Source records:
begin

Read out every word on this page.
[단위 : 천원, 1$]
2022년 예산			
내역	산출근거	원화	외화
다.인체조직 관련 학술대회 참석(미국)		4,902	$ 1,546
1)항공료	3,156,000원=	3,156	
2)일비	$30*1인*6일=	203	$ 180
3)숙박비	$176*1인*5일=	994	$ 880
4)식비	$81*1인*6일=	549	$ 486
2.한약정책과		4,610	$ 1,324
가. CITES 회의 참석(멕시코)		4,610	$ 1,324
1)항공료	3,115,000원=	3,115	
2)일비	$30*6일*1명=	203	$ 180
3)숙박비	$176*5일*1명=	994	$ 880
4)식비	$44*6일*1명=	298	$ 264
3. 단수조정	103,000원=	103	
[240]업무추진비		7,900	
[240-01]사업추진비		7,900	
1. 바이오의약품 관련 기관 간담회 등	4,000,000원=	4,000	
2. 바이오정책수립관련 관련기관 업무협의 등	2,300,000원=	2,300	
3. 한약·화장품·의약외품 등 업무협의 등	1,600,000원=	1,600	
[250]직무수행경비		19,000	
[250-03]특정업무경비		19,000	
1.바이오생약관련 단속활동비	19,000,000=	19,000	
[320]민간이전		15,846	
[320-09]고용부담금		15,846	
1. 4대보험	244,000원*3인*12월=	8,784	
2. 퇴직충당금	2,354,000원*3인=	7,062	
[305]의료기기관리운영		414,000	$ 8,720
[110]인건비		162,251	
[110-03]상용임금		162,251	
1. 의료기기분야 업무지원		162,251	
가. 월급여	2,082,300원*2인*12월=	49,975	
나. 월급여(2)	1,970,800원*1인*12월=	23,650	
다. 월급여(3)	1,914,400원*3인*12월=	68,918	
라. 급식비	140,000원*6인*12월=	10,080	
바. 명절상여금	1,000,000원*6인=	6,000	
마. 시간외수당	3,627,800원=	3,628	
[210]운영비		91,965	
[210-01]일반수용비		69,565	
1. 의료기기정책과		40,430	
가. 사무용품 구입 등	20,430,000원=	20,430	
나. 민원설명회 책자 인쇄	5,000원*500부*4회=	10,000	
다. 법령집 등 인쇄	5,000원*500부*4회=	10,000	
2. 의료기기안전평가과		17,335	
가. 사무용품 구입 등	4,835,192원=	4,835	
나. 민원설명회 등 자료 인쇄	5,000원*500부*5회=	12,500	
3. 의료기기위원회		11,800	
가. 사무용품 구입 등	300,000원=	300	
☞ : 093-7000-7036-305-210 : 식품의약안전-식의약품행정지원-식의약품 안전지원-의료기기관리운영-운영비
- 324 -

end

Brief:
Reproduce all of the records exactly.

Result of this task:
Read out every word on this page.
[단위 : 천원, 1$]
2022년 예산			
내역	산출근거	원화	외화
다.인체조직 관련 학술대회 참석(미국)		4,902	$ 1,546
1)항공료	3,156,000원=	3,156	
2)일비	$30*1인*6일=	203	$ 180
3)숙박비	$176*1인*5일=	994	$ 880
4)식비	$81*1인*6일=	549	$ 486
2.한약정책과		4,610	$ 1,324
가. CITES 회의 참석(멕시코)		4,610	$ 1,324
1)항공료	3,115,000원=	3,115	
2)일비	$30*6일*1명=	203	$ 180
3)숙박비	$176*5일*1명=	994	$ 880
4)식비	$44*6일*1명=	298	$ 264
3. 단수조정	103,000원=	103	
[240]업무추진비		7,900	
[240-01]사업추진비		7,900	
1. 바이오의약품 관련 기관 간담회 등	4,000,000원=	4,000	
2. 바이오정책수립관련 관련기관 업무협의 등	2,300,000원=	2,300	
3. 한약·화장품·의약외품 등 업무협의 등	1,600,000원=	1,600	
[250]직무수행경비		19,000	
[250-03]특정업무경비		19,000	
1.바이오생약관련 단속활동비	19,000,000=	19,000	
[320]민간이전		15,846	
[320-09]고용부담금		15,846	
1. 4대보험	244,000원*3인*12월=	8,784	
2. 퇴직충당금	2,354,000원*3인=	7,062	
[305]의료기기관리운영		414,000	$ 8,720
[110]인건비		162,251	
[110-03]상용임금		162,251	
1. 의료기기분야 업무지원		162,251	
가. 월급여	2,082,300원*2인*12월=	49,975	
나. 월급여(2)	1,970,800원*1인*12월=	23,650	
다. 월급여(3)	1,914,400원*3인*12월=	68,918	
라. 급식비	140,000원*6인*12월=	10,080	
바. 명절상여금	1,000,000원*6인=	6,000	
마. 시간외수당	3,627,800원=	3,628	
[210]운영비		91,965	
[210-01]일반수용비		69,565	
1. 의료기기정책과		40,430	
가. 사무용품 구입 등	20,430,000원=	20,430	
나. 민원설명회 책자 인쇄	5,000원*500부*4회=	10,000	
다. 법령집 등 인쇄	5,000원*500부*4회=	10,000	
2. 의료기기안전평가과		17,335	
가. 사무용품 구입 등	4,835,192원=	4,835	
나. 민원설명회 등 자료 인쇄	5,000원*500부*5회=	12,500	
3. 의료기기위원회		11,800	
가. 사무용품 구입 등	300,000원=	300	
☞ : 093-7000-7036-305-210 : 식품의약안전-식의약품행정지원-식의약품 안전지원-의료기기관리운영-운영비
- 324 -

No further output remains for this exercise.